_WRITTEN PROBLEM:_
Write down every entry below once more, exactly.

_DATA SHOWN:_

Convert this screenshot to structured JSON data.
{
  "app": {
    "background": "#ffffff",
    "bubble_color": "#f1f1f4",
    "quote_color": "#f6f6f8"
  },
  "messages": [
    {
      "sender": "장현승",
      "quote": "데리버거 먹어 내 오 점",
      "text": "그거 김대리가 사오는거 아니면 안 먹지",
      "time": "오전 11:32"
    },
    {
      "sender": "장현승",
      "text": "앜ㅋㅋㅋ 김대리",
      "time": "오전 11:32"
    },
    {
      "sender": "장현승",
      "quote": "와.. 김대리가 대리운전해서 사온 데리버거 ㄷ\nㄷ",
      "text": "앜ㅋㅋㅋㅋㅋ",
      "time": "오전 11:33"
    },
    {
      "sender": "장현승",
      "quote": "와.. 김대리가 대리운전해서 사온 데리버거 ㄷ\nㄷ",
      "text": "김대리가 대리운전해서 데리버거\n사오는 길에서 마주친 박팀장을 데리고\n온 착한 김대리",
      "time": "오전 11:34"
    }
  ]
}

_EXERCISE OUTPUT:_
Convert this screenshot to structured JSON data.
{
  "app": {
    "background": "#ffffff",
    "bubble_color": "#f1f1f4",
    "quote_color": "#f6f6f8"
  },
  "messages": [
    {
      "sender": "장현승",
      "quote": "데리버거 먹어 내 오 점",
      "text": "그거 김대리가 사오는거 아니면 안 먹지",
      "time": "오전 11:32"
    },
    {
      "sender": "장현승",
      "text": "앜ㅋㅋㅋ 김대리",
      "time": "오전 11:32"
    },
    {
      "sender": "장현승",
      "quote": "와.. 김대리가 대리운전해서 사온 데리버거 ㄷ\nㄷ",
      "text": "앜ㅋㅋㅋㅋㅋ",
      "time": "오전 11:33"
    },
    {
      "sender": "장현승",
      "quote": "와.. 김대리가 대리운전해서 사온 데리버거 ㄷ\nㄷ",
      "text": "김대리가 대리운전해서 데리버거\n사오는 길에서 마주친 박팀장을 데리고\n온 착한 김대리",
      "time": "오전 11:34"
    }
  ]
}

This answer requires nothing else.